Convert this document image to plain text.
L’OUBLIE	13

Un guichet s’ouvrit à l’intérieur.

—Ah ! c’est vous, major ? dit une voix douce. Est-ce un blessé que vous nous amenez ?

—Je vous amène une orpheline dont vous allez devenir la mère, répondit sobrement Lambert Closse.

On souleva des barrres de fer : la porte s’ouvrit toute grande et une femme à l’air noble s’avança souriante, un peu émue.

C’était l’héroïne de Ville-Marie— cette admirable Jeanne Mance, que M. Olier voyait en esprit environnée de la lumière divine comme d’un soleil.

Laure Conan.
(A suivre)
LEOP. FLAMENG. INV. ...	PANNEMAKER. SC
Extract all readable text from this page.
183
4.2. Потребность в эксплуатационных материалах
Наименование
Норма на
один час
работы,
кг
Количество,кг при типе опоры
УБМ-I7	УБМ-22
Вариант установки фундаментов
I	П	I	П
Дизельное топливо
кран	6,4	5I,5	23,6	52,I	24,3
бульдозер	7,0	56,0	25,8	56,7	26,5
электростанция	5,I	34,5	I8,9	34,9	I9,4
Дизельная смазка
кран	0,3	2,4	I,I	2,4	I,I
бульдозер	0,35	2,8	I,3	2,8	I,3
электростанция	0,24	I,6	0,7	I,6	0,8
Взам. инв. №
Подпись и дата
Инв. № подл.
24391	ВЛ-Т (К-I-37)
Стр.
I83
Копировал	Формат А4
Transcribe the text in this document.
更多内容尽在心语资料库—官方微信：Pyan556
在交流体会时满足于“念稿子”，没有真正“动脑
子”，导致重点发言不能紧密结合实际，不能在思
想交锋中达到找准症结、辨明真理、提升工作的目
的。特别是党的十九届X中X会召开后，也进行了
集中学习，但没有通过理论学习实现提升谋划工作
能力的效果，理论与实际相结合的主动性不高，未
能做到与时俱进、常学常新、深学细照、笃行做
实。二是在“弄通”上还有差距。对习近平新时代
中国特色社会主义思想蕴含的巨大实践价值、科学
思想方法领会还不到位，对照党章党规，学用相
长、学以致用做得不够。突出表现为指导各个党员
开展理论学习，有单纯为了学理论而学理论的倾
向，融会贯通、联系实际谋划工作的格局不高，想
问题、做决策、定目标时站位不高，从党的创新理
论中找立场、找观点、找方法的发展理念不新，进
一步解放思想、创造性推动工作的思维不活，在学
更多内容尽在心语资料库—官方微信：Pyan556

..............................

-- Exercise prompt --
Only the lines from the one containing "Extract all readable text from this page." to the end of the data should be printed, exactly as they stand.

-- Task answer --
Extract all readable text from this page.
183
4.2. Потребность в эксплуатационных материалах
Наименование
Норма на
один час
работы,
кг
Количество,кг при типе опоры
УБМ-I7	УБМ-22
Вариант установки фундаментов
I	П	I	П
Дизельное топливо
кран	6,4	5I,5	23,6	52,I	24,3
бульдозер	7,0	56,0	25,8	56,7	26,5
электростанция	5,I	34,5	I8,9	34,9	I9,4
Дизельная смазка
кран	0,3	2,4	I,I	2,4	I,I
бульдозер	0,35	2,8	I,3	2,8	I,3
электростанция	0,24	I,6	0,7	I,6	0,8
Взам. инв. №
Подпись и дата
Инв. № подл.
24391	ВЛ-Т (К-I-37)
Стр.
I83
Копировал	Формат А4
Transcribe the text in this document.
更多内容尽在心语资料库—官方微信：Pyan556
在交流体会时满足于“念稿子”，没有真正“动脑
子”，导致重点发言不能紧密结合实际，不能在思
想交锋中达到找准症结、辨明真理、提升工作的目
的。特别是党的十九届X中X会召开后，也进行了
集中学习，但没有通过理论学习实现提升谋划工作
能力的效果，理论与实际相结合的主动性不高，未
能做到与时俱进、常学常新、深学细照、笃行做
实。二是在“弄通”上还有差距。对习近平新时代
中国特色社会主义思想蕴含的巨大实践价值、科学
思想方法领会还不到位，对照党章党规，学用相
长、学以致用做得不够。突出表现为指导各个党员
开展理论学习，有单纯为了学理论而学理论的倾
向，融会贯通、联系实际谋划工作的格局不高，想
问题、做决策、定目标时站位不高，从党的创新理
论中找立场、找观点、找方法的发展理念不新，进
一步解放思想、创造性推动工作的思维不活，在学
更多内容尽在心语资料库—官方微信：Pyan556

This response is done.